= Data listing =
◇ ◇ ◇ ◇ ◇
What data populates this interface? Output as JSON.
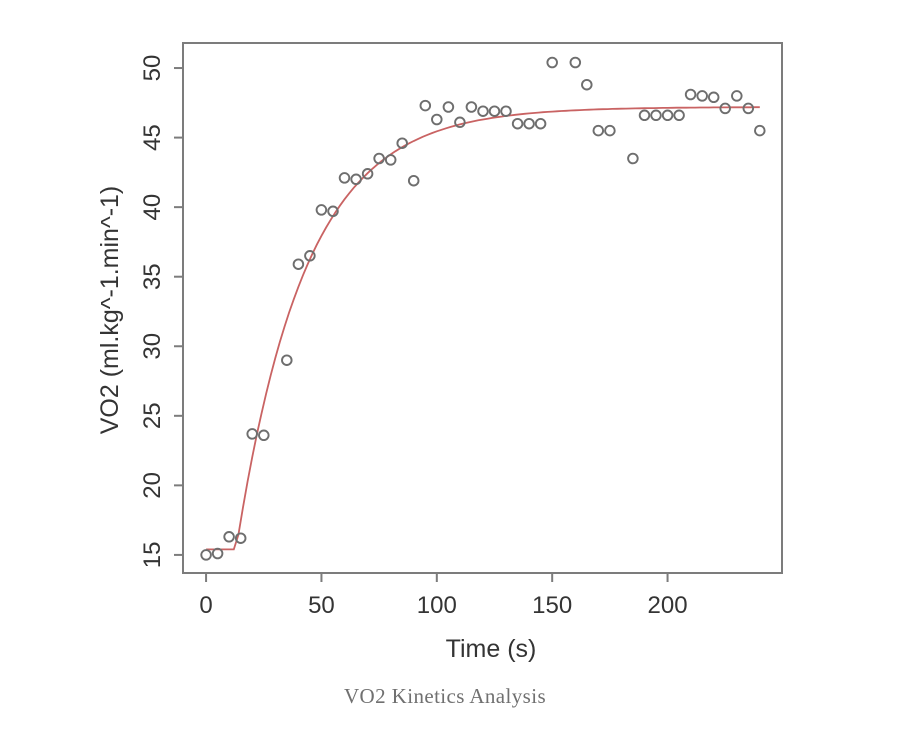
{
  "figure": {
    "caption": "VO2 Kinetics Analysis"
  },
  "chart_data": {
    "type": "scatter",
    "title": "",
    "xlabel": "Time (s)",
    "ylabel": "VO2 (ml.kg^-1.min^-1)",
    "x_ticks": [
      0,
      50,
      100,
      150,
      200
    ],
    "y_ticks": [
      15,
      20,
      25,
      30,
      35,
      40,
      45,
      50
    ],
    "xlim": [
      -10,
      249.6
    ],
    "ylim": [
      13.7,
      51.8
    ],
    "grid": false,
    "legend": "none",
    "series": [
      {
        "name": "measured-vo2",
        "type": "scatter",
        "marker": "open-circle",
        "color": "#6e6e6e",
        "x": [
          0,
          5,
          10,
          15,
          20,
          25,
          35,
          40,
          45,
          50,
          55,
          60,
          65,
          70,
          75,
          80,
          85,
          90,
          95,
          100,
          105,
          110,
          115,
          120,
          125,
          130,
          135,
          140,
          145,
          150,
          160,
          165,
          170,
          175,
          185,
          190,
          195,
          200,
          205,
          210,
          215,
          220,
          225,
          230,
          235,
          240
        ],
        "y": [
          15.0,
          15.1,
          16.3,
          16.2,
          23.7,
          23.6,
          29.0,
          35.9,
          36.5,
          39.8,
          39.7,
          42.1,
          42.0,
          42.4,
          43.5,
          43.4,
          44.6,
          41.9,
          47.3,
          46.3,
          47.2,
          46.1,
          47.2,
          46.9,
          46.9,
          46.9,
          46.0,
          46.0,
          46.0,
          50.4,
          50.4,
          48.8,
          45.5,
          45.5,
          43.5,
          46.6,
          46.6,
          46.6,
          46.6,
          48.1,
          48.0,
          47.9,
          47.1,
          48.0,
          47.1,
          45.5
        ]
      },
      {
        "name": "exponential-fit",
        "type": "line",
        "color": "#c96363",
        "model": {
          "form": "baseline + amplitude*(1-exp(-(t-time_delay)/tau)) for t > time_delay",
          "baseline": 15.4,
          "amplitude": 31.8,
          "time_delay": 13,
          "tau": 30,
          "t_range": [
            0,
            240
          ],
          "asymptote": 47.2
        }
      }
    ],
    "styles": {
      "axis_color": "#7c7c7c",
      "text_color": "#343434",
      "point_color": "#6e6e6e",
      "curve_color": "#c96363",
      "background": "#ffffff"
    }
  }
}
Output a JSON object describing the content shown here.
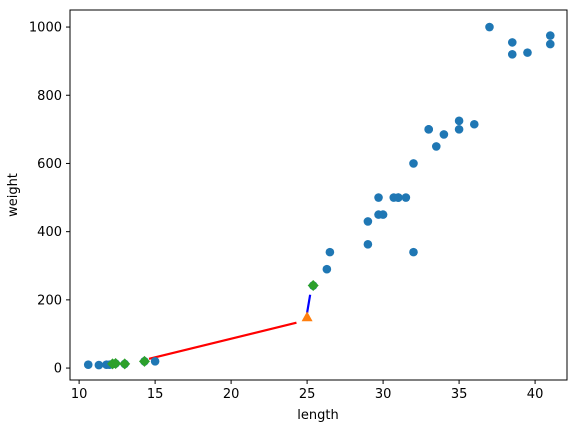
{
  "chart_data": {
    "type": "scatter",
    "title": "",
    "xlabel": "length",
    "ylabel": "weight",
    "xlim": [
      9.4,
      42.1
    ],
    "ylim": [
      -35,
      1050
    ],
    "x_ticks": [
      10,
      15,
      20,
      25,
      30,
      35,
      40
    ],
    "y_ticks": [
      0,
      200,
      400,
      600,
      800,
      1000
    ],
    "grid": false,
    "colors": {
      "points": "#1f77b4",
      "query": "#ff7f0e",
      "neighbors": "#2ca02c",
      "line_red": "#ff0000",
      "line_blue": "#0000ff"
    },
    "series": [
      {
        "marker": "circle",
        "color": "#1f77b4",
        "points": [
          [
            25.4,
            242
          ],
          [
            26.3,
            290
          ],
          [
            26.5,
            340
          ],
          [
            29.0,
            363
          ],
          [
            29.0,
            430
          ],
          [
            29.7,
            450
          ],
          [
            29.7,
            500
          ],
          [
            30.0,
            450
          ],
          [
            30.7,
            500
          ],
          [
            31.0,
            500
          ],
          [
            31.0,
            500
          ],
          [
            31.5,
            500
          ],
          [
            32.0,
            340
          ],
          [
            32.0,
            600
          ],
          [
            33.0,
            700
          ],
          [
            33.0,
            700
          ],
          [
            33.5,
            650
          ],
          [
            34.0,
            685
          ],
          [
            35.0,
            725
          ],
          [
            35.0,
            700
          ],
          [
            36.0,
            715
          ],
          [
            37.0,
            1000
          ],
          [
            38.5,
            920
          ],
          [
            38.5,
            955
          ],
          [
            39.5,
            925
          ],
          [
            41.0,
            975
          ],
          [
            41.0,
            950
          ],
          [
            10.6,
            9.8
          ],
          [
            11.3,
            8.7
          ],
          [
            11.8,
            10.0
          ],
          [
            12.0,
            9.9
          ],
          [
            12.2,
            12.2
          ],
          [
            12.4,
            13.4
          ],
          [
            13.0,
            12.2
          ],
          [
            14.3,
            19.7
          ],
          [
            15.0,
            19.9
          ]
        ]
      },
      {
        "marker": "triangle",
        "color": "#ff7f0e",
        "points": [
          [
            25,
            150
          ]
        ]
      },
      {
        "marker": "diamond",
        "color": "#2ca02c",
        "points": [
          [
            25.4,
            242
          ],
          [
            12.4,
            13.4
          ],
          [
            12.2,
            12.2
          ],
          [
            13.0,
            12.2
          ],
          [
            14.3,
            19.7
          ]
        ]
      }
    ],
    "lines": [
      {
        "color": "#ff0000",
        "points": [
          [
            14.6,
            27
          ],
          [
            24.3,
            133
          ]
        ]
      },
      {
        "color": "#0000ff",
        "points": [
          [
            25.2,
            215
          ],
          [
            25.0,
            162
          ]
        ]
      }
    ]
  }
}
◇ ◇ ◇ ◇ ◇
= WORK TO COMPLETE =
Restate each of the entries above word for word and skip every image.

= ANSWER TO THE EXERCISE =
What data populates this interface? Output as JSON.
{
  "figure": {
    "caption": "VO2 Kinetics Analysis"
  },
  "chart_data": {
    "type": "scatter",
    "title": "",
    "xlabel": "Time (s)",
    "ylabel": "VO2 (ml.kg^-1.min^-1)",
    "x_ticks": [
      0,
      50,
      100,
      150,
      200
    ],
    "y_ticks": [
      15,
      20,
      25,
      30,
      35,
      40,
      45,
      50
    ],
    "xlim": [
      -10,
      249.6
    ],
    "ylim": [
      13.7,
      51.8
    ],
    "grid": false,
    "legend": "none",
    "series": [
      {
        "name": "measured-vo2",
        "type": "scatter",
        "marker": "open-circle",
        "color": "#6e6e6e",
        "x": [
          0,
          5,
          10,
          15,
          20,
          25,
          35,
          40,
          45,
          50,
          55,
          60,
          65,
          70,
          75,
          80,
          85,
          90,
          95,
          100,
          105,
          110,
          115,
          120,
          125,
          130,
          135,
          140,
          145,
          150,
          160,
          165,
          170,
          175,
          185,
          190,
          195,
          200,
          205,
          210,
          215,
          220,
          225,
          230,
          235,
          240
        ],
        "y": [
          15.0,
          15.1,
          16.3,
          16.2,
          23.7,
          23.6,
          29.0,
          35.9,
          36.5,
          39.8,
          39.7,
          42.1,
          42.0,
          42.4,
          43.5,
          43.4,
          44.6,
          41.9,
          47.3,
          46.3,
          47.2,
          46.1,
          47.2,
          46.9,
          46.9,
          46.9,
          46.0,
          46.0,
          46.0,
          50.4,
          50.4,
          48.8,
          45.5,
          45.5,
          43.5,
          46.6,
          46.6,
          46.6,
          46.6,
          48.1,
          48.0,
          47.9,
          47.1,
          48.0,
          47.1,
          45.5
        ]
      },
      {
        "name": "exponential-fit",
        "type": "line",
        "color": "#c96363",
        "model": {
          "form": "baseline + amplitude*(1-exp(-(t-time_delay)/tau)) for t > time_delay",
          "baseline": 15.4,
          "amplitude": 31.8,
          "time_delay": 13,
          "tau": 30,
          "t_range": [
            0,
            240
          ],
          "asymptote": 47.2
        }
      }
    ],
    "styles": {
      "axis_color": "#7c7c7c",
      "text_color": "#343434",
      "point_color": "#6e6e6e",
      "curve_color": "#c96363",
      "background": "#ffffff"
    }
  }
}
Output a JSON object describing the content shown here.
{
  "chart_data": {
    "type": "scatter",
    "title": "",
    "xlabel": "length",
    "ylabel": "weight",
    "xlim": [
      9.4,
      42.1
    ],
    "ylim": [
      -35,
      1050
    ],
    "x_ticks": [
      10,
      15,
      20,
      25,
      30,
      35,
      40
    ],
    "y_ticks": [
      0,
      200,
      400,
      600,
      800,
      1000
    ],
    "grid": false,
    "colors": {
      "points": "#1f77b4",
      "query": "#ff7f0e",
      "neighbors": "#2ca02c",
      "line_red": "#ff0000",
      "line_blue": "#0000ff"
    },
    "series": [
      {
        "marker": "circle",
        "color": "#1f77b4",
        "points": [
          [
            25.4,
            242
          ],
          [
            26.3,
            290
          ],
          [
            26.5,
            340
          ],
          [
            29.0,
            363
          ],
          [
            29.0,
            430
          ],
          [
            29.7,
            450
          ],
          [
            29.7,
            500
          ],
          [
            30.0,
            450
          ],
          [
            30.7,
            500
          ],
          [
            31.0,
            500
          ],
          [
            31.0,
            500
          ],
          [
            31.5,
            500
          ],
          [
            32.0,
            340
          ],
          [
            32.0,
            600
          ],
          [
            33.0,
            700
          ],
          [
            33.0,
            700
          ],
          [
            33.5,
            650
          ],
          [
            34.0,
            685
          ],
          [
            35.0,
            725
          ],
          [
            35.0,
            700
          ],
          [
            36.0,
            715
          ],
          [
            37.0,
            1000
          ],
          [
            38.5,
            920
          ],
          [
            38.5,
            955
          ],
          [
            39.5,
            925
          ],
          [
            41.0,
            975
          ],
          [
            41.0,
            950
          ],
          [
            10.6,
            9.8
          ],
          [
            11.3,
            8.7
          ],
          [
            11.8,
            10.0
          ],
          [
            12.0,
            9.9
          ],
          [
            12.2,
            12.2
          ],
          [
            12.4,
            13.4
          ],
          [
            13.0,
            12.2
          ],
          [
            14.3,
            19.7
          ],
          [
            15.0,
            19.9
          ]
        ]
      },
      {
        "marker": "triangle",
        "color": "#ff7f0e",
        "points": [
          [
            25,
            150
          ]
        ]
      },
      {
        "marker": "diamond",
        "color": "#2ca02c",
        "points": [
          [
            25.4,
            242
          ],
          [
            12.4,
            13.4
          ],
          [
            12.2,
            12.2
          ],
          [
            13.0,
            12.2
          ],
          [
            14.3,
            19.7
          ]
        ]
      }
    ],
    "lines": [
      {
        "color": "#ff0000",
        "points": [
          [
            14.6,
            27
          ],
          [
            24.3,
            133
          ]
        ]
      },
      {
        "color": "#0000ff",
        "points": [
          [
            25.2,
            215
          ],
          [
            25.0,
            162
          ]
        ]
      }
    ]
  }
}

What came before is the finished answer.